#### EXTRACTED DATA
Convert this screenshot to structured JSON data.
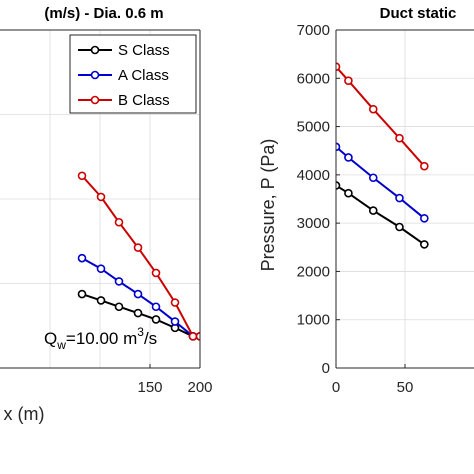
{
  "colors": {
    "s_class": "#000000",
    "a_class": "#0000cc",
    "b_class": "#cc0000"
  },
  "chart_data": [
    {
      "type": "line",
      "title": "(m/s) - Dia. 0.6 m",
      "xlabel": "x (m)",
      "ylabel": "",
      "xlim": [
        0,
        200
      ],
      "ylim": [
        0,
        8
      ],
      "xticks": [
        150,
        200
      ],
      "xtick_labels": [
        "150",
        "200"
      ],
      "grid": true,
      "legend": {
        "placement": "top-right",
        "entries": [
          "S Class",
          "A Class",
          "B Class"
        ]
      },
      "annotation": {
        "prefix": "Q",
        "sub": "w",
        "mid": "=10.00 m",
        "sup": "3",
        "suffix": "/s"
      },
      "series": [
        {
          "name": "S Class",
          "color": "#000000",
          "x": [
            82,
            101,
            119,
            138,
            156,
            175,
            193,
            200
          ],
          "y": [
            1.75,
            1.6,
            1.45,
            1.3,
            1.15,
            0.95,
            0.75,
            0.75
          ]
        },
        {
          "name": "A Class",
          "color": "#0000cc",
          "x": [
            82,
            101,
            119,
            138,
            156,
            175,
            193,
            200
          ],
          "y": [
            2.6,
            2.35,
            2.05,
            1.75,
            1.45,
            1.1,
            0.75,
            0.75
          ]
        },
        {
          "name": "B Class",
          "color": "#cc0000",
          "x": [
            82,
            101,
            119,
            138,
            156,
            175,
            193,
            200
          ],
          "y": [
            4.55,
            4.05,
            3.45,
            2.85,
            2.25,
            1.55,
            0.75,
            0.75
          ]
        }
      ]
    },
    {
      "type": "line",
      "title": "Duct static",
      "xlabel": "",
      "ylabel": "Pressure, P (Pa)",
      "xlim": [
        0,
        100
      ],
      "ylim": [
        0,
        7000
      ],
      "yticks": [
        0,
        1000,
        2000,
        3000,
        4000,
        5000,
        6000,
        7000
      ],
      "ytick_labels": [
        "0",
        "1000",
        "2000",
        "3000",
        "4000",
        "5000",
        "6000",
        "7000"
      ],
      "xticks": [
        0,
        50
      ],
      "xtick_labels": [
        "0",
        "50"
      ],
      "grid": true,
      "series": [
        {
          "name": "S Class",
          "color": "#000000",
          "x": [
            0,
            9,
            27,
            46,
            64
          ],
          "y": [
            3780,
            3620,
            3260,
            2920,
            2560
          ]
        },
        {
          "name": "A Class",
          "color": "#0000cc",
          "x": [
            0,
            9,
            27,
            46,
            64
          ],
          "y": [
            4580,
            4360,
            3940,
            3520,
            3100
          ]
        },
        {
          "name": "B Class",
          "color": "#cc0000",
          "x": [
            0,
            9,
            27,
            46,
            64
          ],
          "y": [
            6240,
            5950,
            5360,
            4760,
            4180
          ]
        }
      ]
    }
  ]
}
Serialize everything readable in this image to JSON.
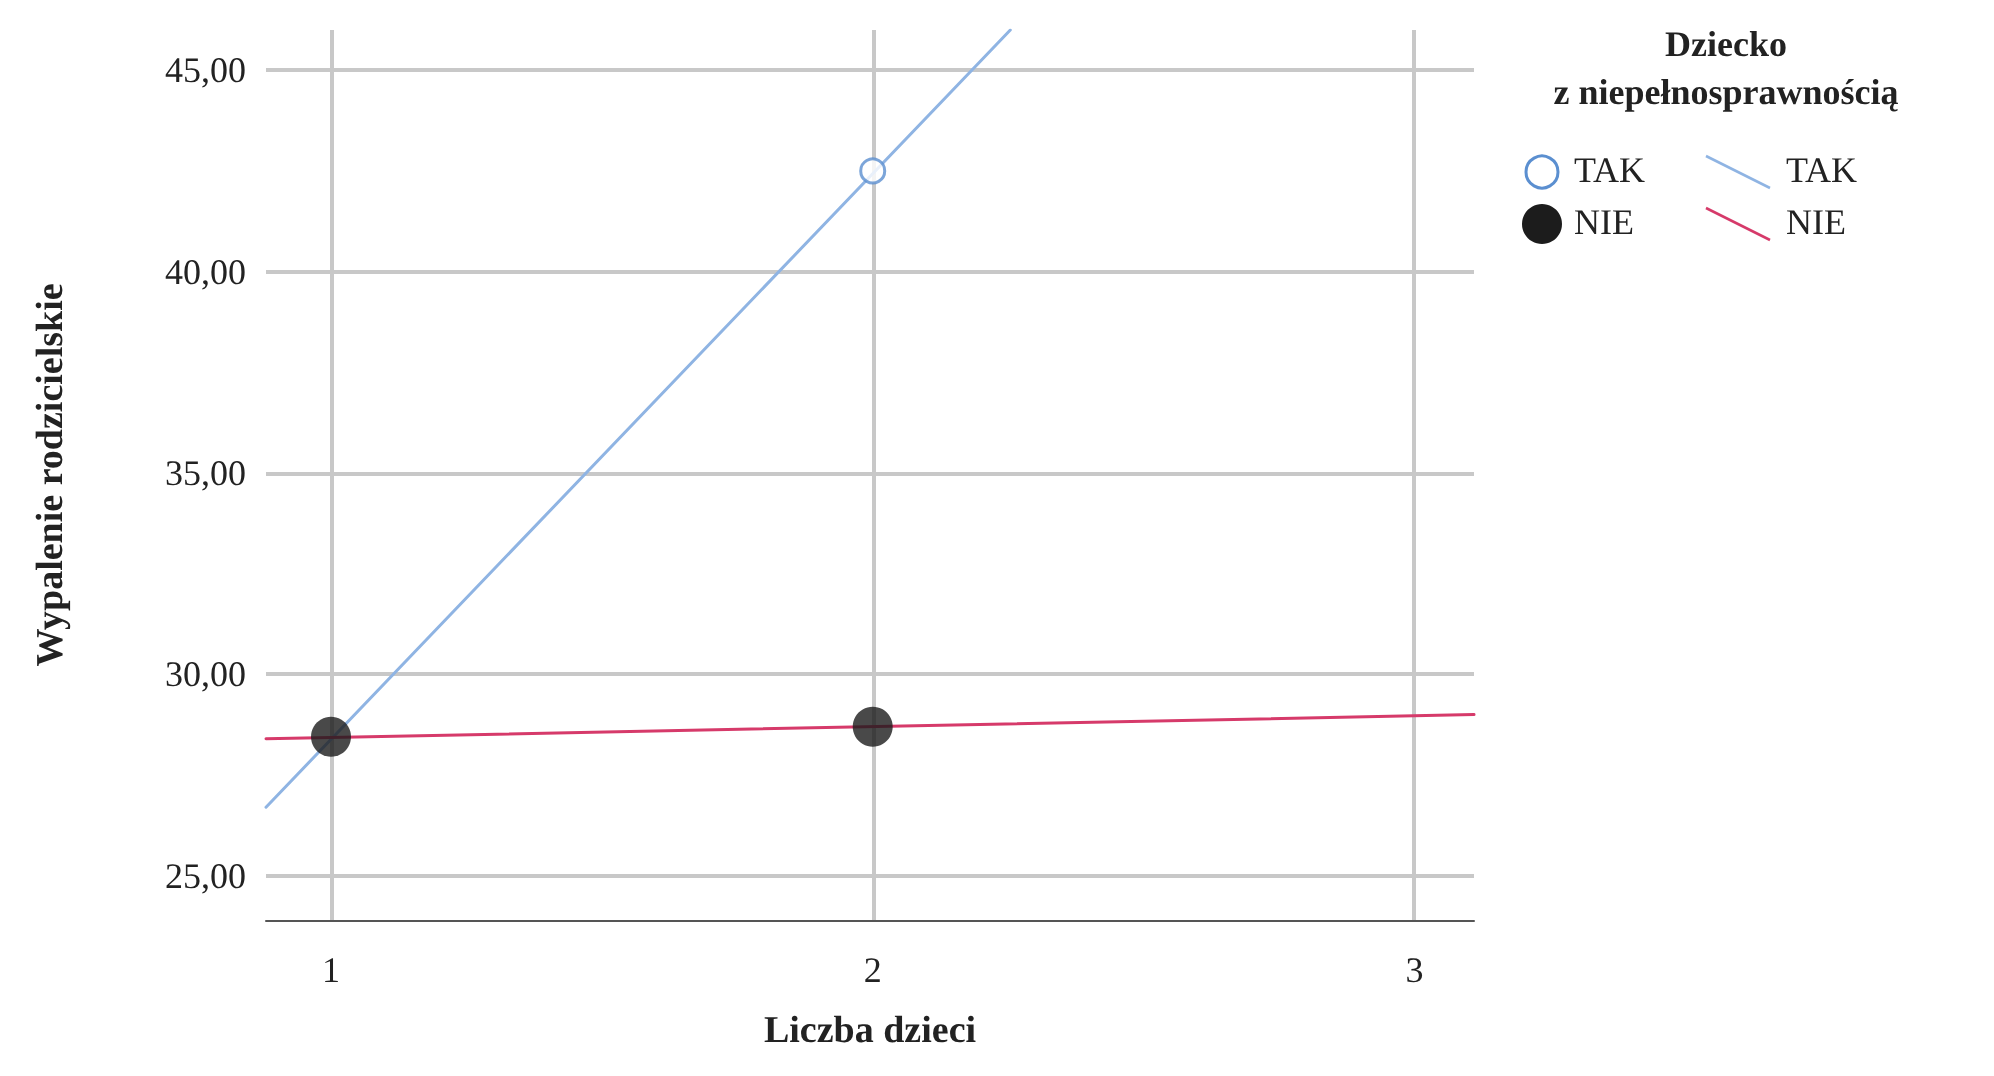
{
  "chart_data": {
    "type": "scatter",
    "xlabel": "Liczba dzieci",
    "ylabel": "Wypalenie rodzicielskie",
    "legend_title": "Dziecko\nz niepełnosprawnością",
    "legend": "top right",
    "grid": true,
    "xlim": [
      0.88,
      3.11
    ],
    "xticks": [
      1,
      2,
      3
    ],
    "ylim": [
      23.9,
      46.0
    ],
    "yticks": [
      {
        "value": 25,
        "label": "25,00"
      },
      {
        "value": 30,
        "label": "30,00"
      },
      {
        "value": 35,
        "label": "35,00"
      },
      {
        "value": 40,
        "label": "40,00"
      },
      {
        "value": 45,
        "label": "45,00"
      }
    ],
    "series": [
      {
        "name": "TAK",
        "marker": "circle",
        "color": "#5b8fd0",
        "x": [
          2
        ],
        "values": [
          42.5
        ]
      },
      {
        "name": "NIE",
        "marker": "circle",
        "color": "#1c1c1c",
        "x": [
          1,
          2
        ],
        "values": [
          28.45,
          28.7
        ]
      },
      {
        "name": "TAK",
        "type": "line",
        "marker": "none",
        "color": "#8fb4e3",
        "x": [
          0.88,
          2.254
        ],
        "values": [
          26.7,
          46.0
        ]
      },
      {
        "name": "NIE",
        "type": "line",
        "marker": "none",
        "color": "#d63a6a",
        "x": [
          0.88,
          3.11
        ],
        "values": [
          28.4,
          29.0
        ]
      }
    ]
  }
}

* * *

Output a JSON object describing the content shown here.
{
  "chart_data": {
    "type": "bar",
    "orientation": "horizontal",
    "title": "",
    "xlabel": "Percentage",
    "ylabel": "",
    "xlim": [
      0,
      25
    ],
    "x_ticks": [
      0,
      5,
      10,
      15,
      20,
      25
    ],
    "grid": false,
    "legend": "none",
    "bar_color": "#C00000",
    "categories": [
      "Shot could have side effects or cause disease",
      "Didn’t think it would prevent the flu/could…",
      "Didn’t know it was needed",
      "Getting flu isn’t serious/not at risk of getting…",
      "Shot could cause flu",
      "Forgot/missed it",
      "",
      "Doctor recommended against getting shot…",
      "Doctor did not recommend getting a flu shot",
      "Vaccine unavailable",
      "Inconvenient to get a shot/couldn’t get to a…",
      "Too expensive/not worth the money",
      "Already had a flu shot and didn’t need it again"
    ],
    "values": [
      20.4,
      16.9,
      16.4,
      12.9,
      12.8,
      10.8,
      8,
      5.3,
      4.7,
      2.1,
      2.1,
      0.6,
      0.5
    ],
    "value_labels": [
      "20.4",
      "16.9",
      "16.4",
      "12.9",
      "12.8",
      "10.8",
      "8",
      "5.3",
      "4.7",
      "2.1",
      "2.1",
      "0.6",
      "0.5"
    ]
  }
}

#### EXERCISE REQUIREMENTS
Scan the material above. Return every line containing the string "Doctor".

#### ANSWER IN FULL
      "Doctor recommended against getting shot…",
      "Doctor did not recommend getting a flu shot",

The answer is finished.